> [EXERCISE REQUIREMENTS]
Skip the pictures and extract all of the lines exactly as written.

AVAILABLE DATA start

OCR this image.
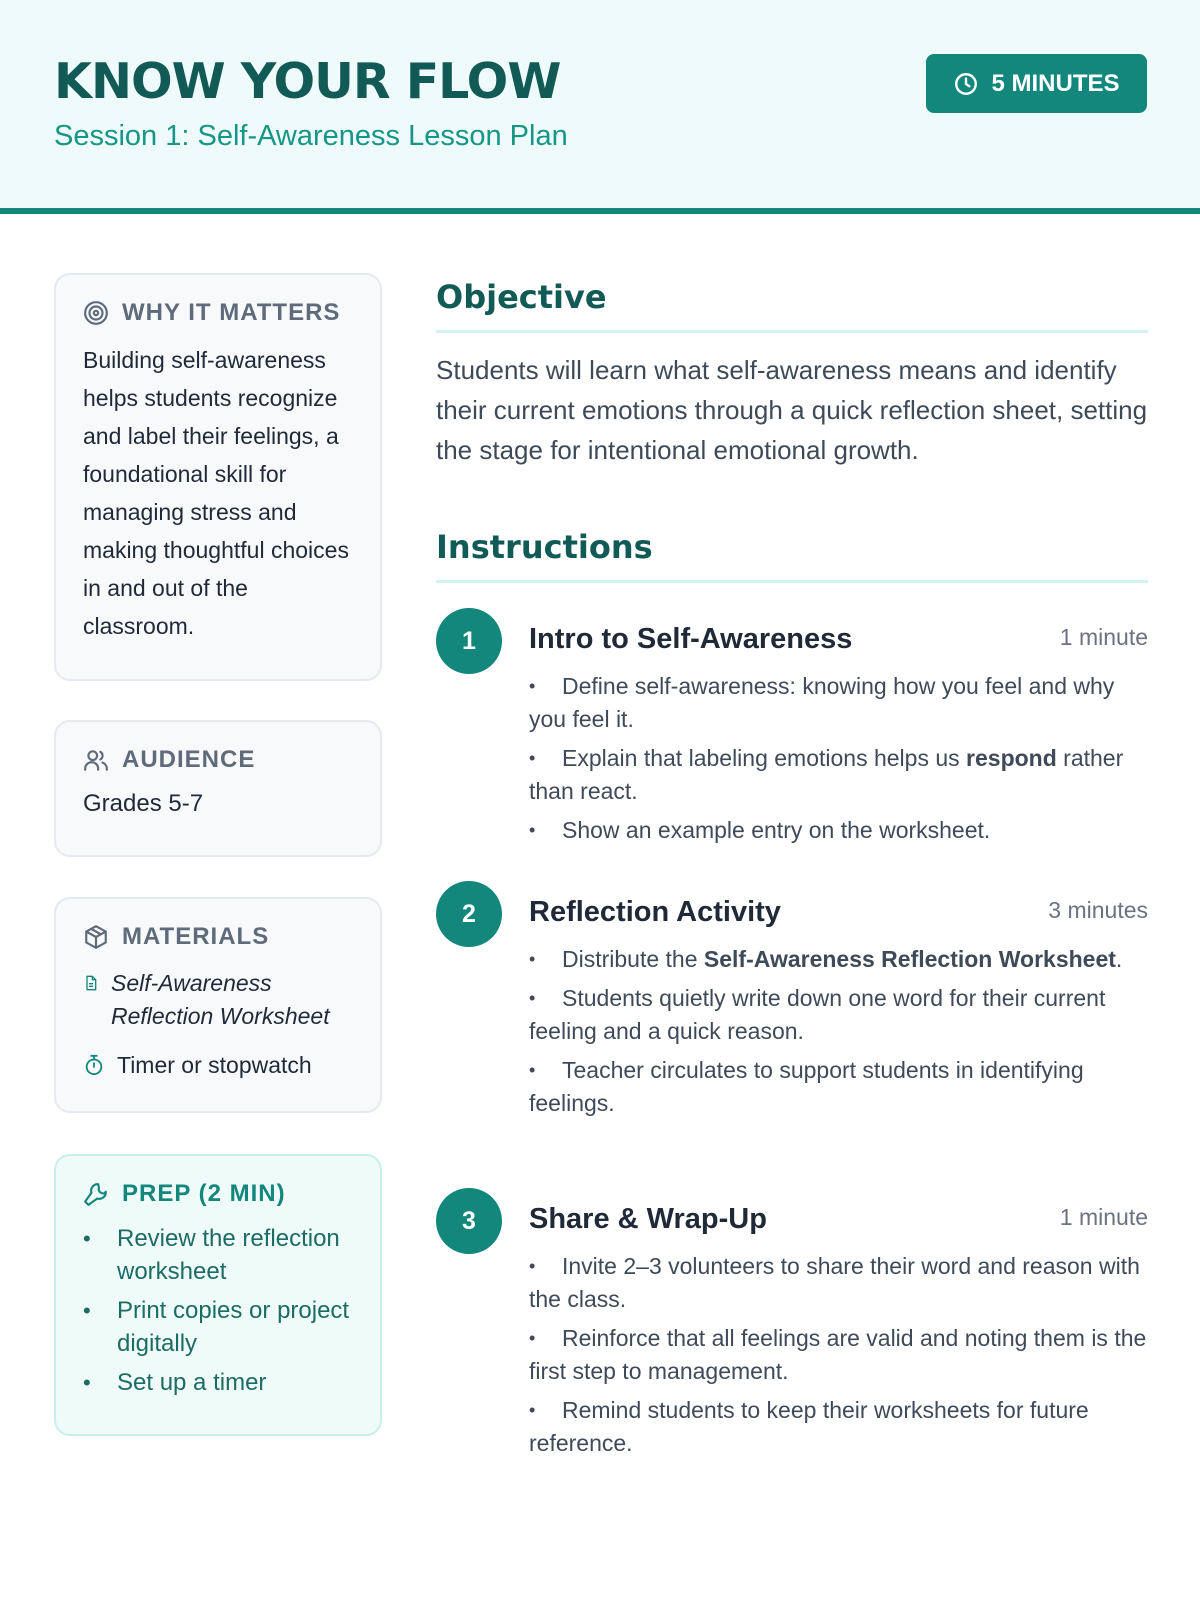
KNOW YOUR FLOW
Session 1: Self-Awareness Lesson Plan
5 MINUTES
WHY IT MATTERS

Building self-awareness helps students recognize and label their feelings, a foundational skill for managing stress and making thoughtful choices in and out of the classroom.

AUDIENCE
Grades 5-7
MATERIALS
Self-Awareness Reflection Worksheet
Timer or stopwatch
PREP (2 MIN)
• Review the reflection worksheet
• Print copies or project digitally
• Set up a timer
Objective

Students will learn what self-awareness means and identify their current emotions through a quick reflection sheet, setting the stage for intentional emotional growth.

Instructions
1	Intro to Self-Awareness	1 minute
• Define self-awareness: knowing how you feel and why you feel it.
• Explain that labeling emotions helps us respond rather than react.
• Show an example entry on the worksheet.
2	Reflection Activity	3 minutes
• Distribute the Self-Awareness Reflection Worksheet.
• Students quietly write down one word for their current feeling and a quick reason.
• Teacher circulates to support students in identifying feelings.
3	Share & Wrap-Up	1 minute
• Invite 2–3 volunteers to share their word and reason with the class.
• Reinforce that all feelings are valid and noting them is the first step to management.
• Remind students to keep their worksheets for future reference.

AVAILABLE DATA end

> [EXPECTED ANSWER]
OCR this image.
KNOW YOUR FLOW
Session 1: Self-Awareness Lesson Plan
5 MINUTES
WHY IT MATTERS

Building self-awareness helps students recognize and label their feelings, a foundational skill for managing stress and making thoughtful choices in and out of the classroom.

AUDIENCE
Grades 5-7
MATERIALS
Self-Awareness Reflection Worksheet
Timer or stopwatch
PREP (2 MIN)
• Review the reflection worksheet
• Print copies or project digitally
• Set up a timer
Objective

Students will learn what self-awareness means and identify their current emotions through a quick reflection sheet, setting the stage for intentional emotional growth.

Instructions
1	Intro to Self-Awareness	1 minute
• Define self-awareness: knowing how you feel and why you feel it.
• Explain that labeling emotions helps us respond rather than react.
• Show an example entry on the worksheet.
2	Reflection Activity	3 minutes
• Distribute the Self-Awareness Reflection Worksheet.
• Students quietly write down one word for their current feeling and a quick reason.
• Teacher circulates to support students in identifying feelings.
3	Share & Wrap-Up	1 minute
• Invite 2–3 volunteers to share their word and reason with the class.
• Reinforce that all feelings are valid and noting them is the first step to management.
• Remind students to keep their worksheets for future reference.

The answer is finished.